Entries shown:
START

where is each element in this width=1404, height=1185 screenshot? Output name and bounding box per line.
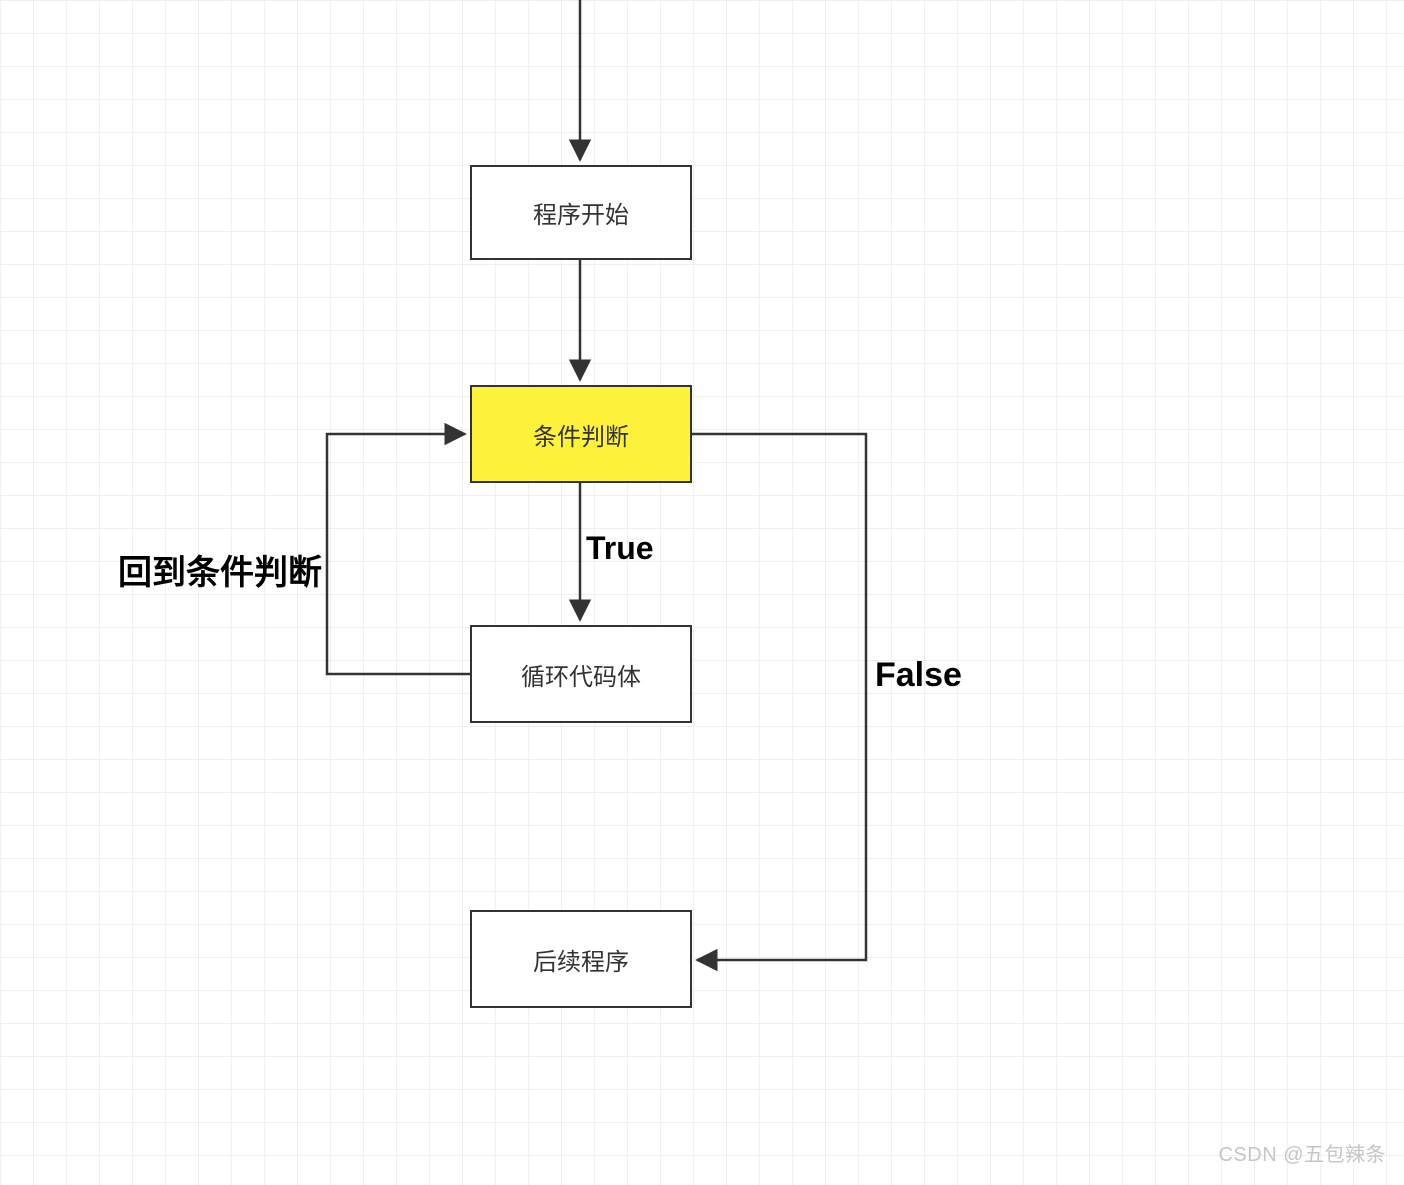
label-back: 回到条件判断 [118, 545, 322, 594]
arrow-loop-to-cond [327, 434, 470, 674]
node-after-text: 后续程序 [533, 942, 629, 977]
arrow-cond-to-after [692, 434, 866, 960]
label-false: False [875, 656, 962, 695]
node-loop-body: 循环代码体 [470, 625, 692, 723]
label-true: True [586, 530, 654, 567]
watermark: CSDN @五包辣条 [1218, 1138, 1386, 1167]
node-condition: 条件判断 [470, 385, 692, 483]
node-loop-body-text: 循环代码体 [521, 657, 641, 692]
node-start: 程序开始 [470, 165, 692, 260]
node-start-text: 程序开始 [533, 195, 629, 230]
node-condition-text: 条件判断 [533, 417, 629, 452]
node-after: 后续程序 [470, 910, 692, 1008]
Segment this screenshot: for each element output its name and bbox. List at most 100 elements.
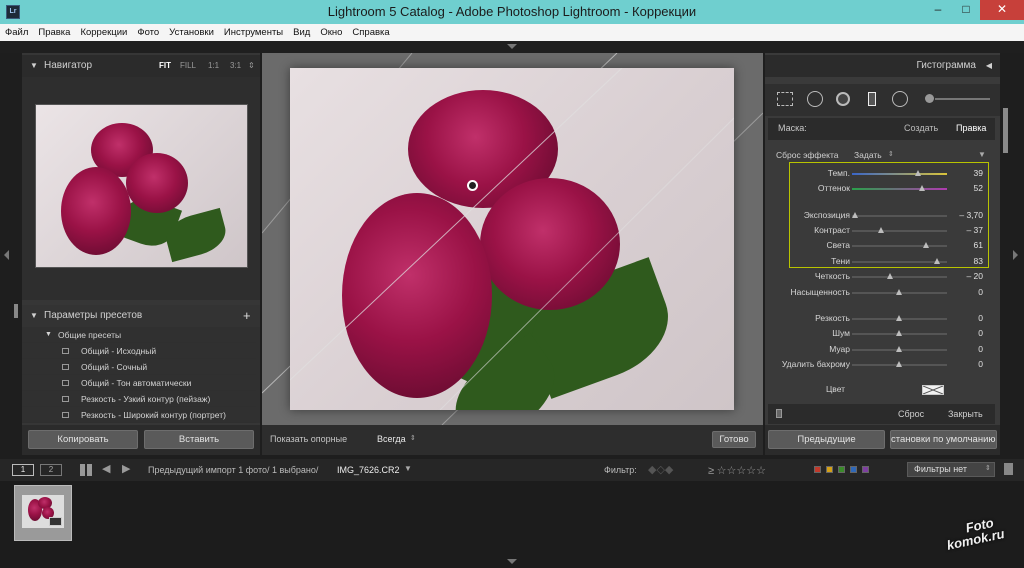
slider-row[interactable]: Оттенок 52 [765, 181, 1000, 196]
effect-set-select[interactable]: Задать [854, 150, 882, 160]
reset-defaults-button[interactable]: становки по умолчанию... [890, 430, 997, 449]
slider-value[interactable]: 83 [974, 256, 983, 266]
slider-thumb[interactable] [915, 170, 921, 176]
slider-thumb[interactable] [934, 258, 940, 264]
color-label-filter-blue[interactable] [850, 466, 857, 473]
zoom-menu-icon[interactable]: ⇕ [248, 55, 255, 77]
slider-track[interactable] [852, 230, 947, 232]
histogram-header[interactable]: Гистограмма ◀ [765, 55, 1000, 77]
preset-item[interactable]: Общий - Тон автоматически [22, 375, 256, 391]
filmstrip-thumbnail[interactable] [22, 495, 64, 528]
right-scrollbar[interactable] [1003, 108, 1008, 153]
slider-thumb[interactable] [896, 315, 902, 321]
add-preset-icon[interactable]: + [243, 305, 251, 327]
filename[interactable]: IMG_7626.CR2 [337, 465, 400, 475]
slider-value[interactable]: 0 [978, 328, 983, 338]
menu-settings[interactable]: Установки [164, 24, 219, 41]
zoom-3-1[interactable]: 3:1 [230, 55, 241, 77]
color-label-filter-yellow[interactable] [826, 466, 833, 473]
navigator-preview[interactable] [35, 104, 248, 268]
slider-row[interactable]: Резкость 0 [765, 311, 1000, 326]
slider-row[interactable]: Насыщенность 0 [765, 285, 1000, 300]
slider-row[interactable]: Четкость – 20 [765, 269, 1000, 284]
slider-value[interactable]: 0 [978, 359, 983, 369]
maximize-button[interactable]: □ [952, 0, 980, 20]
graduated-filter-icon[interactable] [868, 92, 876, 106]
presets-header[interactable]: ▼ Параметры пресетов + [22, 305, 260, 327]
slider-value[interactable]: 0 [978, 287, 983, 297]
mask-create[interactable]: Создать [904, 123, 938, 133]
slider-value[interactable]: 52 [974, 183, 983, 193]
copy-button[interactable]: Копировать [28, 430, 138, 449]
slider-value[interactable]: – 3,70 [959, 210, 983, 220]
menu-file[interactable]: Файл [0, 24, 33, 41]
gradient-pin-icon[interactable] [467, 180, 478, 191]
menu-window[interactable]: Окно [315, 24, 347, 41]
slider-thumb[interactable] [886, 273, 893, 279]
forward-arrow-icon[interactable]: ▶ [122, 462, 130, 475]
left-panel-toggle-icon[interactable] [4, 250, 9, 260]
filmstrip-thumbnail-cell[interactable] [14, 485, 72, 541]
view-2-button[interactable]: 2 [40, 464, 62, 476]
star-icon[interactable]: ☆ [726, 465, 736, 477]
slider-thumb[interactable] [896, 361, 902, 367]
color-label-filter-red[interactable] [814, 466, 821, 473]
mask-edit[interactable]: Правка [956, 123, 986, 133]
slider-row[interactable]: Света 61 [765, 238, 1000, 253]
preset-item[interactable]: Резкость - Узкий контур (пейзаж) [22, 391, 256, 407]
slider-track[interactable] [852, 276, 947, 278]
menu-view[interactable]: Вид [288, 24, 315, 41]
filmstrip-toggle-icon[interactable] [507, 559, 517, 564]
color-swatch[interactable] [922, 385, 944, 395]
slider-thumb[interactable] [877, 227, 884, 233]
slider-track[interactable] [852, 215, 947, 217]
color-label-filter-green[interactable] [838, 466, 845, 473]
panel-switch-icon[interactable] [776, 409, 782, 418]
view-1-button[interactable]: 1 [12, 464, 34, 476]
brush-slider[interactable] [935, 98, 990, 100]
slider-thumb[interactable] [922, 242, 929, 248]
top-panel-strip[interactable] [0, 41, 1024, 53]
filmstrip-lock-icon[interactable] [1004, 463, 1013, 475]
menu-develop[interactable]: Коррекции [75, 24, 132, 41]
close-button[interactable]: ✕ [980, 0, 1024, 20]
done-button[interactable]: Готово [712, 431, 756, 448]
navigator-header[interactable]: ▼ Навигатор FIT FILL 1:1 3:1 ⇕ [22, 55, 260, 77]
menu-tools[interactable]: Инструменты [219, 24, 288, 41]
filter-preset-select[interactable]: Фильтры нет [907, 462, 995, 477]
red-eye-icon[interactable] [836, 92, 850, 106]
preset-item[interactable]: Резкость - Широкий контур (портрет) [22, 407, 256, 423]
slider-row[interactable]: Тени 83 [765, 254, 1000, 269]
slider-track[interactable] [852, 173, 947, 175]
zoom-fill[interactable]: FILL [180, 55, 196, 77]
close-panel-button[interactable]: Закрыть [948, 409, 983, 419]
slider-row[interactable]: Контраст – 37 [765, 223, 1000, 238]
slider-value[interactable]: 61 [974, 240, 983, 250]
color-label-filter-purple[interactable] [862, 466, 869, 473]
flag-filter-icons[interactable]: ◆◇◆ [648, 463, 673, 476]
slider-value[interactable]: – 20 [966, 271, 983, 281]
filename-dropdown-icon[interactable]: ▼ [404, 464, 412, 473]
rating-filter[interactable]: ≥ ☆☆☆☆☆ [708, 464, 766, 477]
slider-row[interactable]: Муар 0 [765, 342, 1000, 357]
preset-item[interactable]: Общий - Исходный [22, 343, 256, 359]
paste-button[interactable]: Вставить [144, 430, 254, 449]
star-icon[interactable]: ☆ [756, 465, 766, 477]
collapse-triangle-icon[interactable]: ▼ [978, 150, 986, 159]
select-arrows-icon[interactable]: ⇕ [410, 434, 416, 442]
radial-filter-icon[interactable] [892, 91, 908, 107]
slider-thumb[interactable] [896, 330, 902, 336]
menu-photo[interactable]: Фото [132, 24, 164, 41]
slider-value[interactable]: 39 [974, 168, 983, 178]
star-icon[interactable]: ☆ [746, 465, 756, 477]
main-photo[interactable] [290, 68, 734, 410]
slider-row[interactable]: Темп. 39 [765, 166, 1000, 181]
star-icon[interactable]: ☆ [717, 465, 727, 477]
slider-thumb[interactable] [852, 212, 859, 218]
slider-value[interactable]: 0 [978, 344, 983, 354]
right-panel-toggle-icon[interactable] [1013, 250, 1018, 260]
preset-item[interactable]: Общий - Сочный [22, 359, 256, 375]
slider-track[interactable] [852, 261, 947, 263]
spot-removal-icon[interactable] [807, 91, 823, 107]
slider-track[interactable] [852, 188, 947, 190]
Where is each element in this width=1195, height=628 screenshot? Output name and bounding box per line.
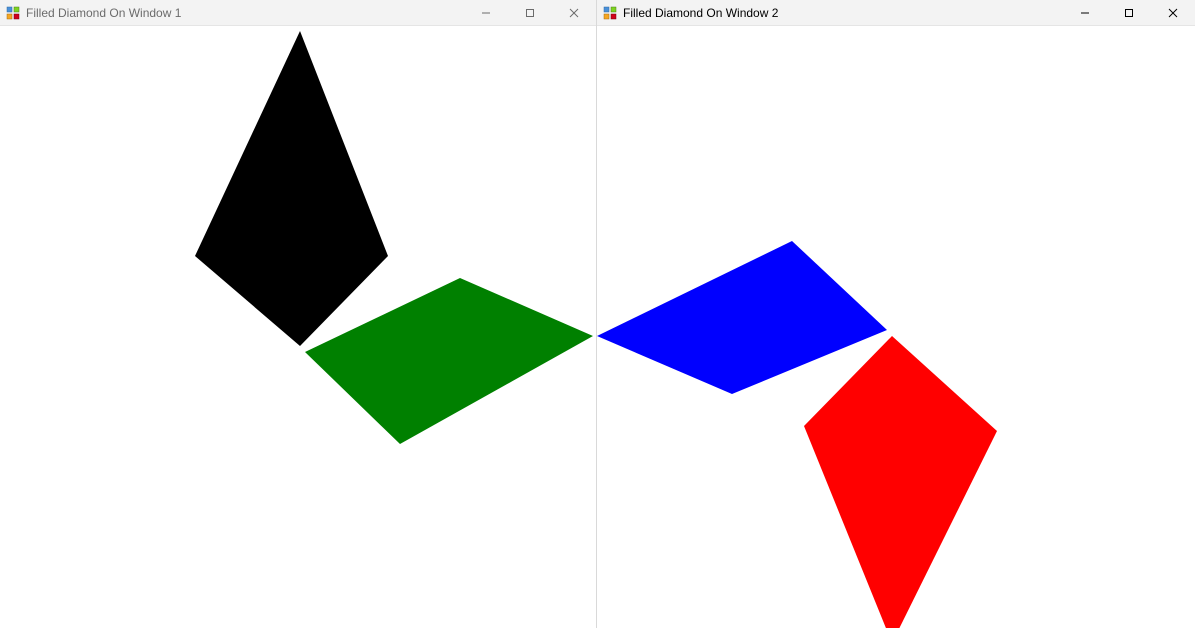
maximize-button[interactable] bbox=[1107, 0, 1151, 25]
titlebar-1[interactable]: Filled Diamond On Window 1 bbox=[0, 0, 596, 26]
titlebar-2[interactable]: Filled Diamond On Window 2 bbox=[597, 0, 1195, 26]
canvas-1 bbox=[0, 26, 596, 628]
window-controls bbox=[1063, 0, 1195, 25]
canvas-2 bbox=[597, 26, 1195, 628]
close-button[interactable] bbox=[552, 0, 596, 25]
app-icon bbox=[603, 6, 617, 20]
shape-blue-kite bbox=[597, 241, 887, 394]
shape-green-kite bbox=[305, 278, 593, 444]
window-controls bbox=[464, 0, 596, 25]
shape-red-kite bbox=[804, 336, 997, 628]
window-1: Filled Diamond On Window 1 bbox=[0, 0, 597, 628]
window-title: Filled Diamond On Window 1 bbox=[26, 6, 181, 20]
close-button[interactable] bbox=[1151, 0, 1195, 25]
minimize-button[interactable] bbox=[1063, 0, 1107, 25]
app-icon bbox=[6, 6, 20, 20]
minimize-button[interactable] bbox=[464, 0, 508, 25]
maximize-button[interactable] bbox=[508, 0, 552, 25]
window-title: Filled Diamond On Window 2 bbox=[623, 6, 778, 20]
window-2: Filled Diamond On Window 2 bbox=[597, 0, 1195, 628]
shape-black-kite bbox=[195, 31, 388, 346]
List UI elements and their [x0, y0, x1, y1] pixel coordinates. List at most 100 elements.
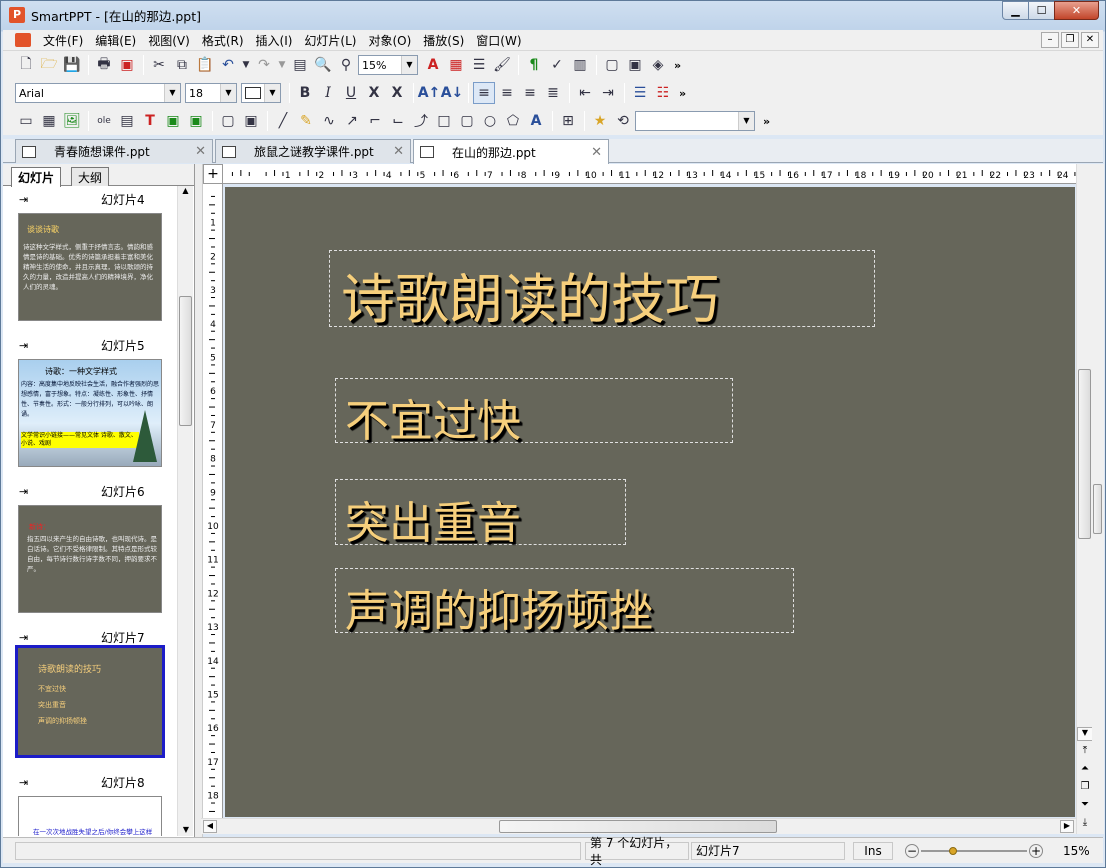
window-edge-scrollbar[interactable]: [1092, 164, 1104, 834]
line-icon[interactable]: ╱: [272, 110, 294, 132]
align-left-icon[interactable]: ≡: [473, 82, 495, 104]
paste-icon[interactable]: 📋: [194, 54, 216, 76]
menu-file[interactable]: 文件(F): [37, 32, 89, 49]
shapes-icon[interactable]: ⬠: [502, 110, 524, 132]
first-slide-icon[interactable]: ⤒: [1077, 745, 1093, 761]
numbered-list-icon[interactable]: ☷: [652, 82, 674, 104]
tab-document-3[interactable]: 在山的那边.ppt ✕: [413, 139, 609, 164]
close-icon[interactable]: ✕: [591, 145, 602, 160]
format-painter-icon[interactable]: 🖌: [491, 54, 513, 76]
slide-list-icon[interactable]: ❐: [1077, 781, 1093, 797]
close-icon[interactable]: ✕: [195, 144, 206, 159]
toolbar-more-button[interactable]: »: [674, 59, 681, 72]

END

Exercise prompt:
Could you format everything from the start of the listing through the line containing "Segment this screenshot: for" as a JSON list of strings, one per line, skipping blank lines and leaving the pictures out?

Exercise response:
[
  "where is each element in this width=1404, height=1185 screenshot? Output name and bounding box per line.",
  "label-back: 回到条件判断 [118, 545, 322, 594]",
  "arrow-loop-to-cond [327, 434, 470, 674]",
  "node-after-text: 后续程序 [533, 942, 629, 977]",
  "arrow-cond-to-after [692, 434, 866, 960]",
  "label-false: False [875, 656, 962, 695]",
  "node-loop-body: 循环代码体 [470, 625, 692, 723]",
  "label-true: True [586, 530, 654, 567]",
  "watermark: CSDN @五包辣条 [1218, 1138, 1386, 1167]",
  "node-condition: 条件判断 [470, 385, 692, 483]",
  "node-loop-body-text: 循环代码体 [521, 657, 641, 692]",
  "node-start: 程序开始 [470, 165, 692, 260]",
  "node-start-text: 程序开始 [533, 195, 629, 230]",
  "node-condition-text: 条件判断 [533, 417, 629, 452]",
  "node-after: 后续程序 [470, 910, 692, 1008]",
  "Segment this screenshot: for each element output its name and bbox. List at most 100 elements."
]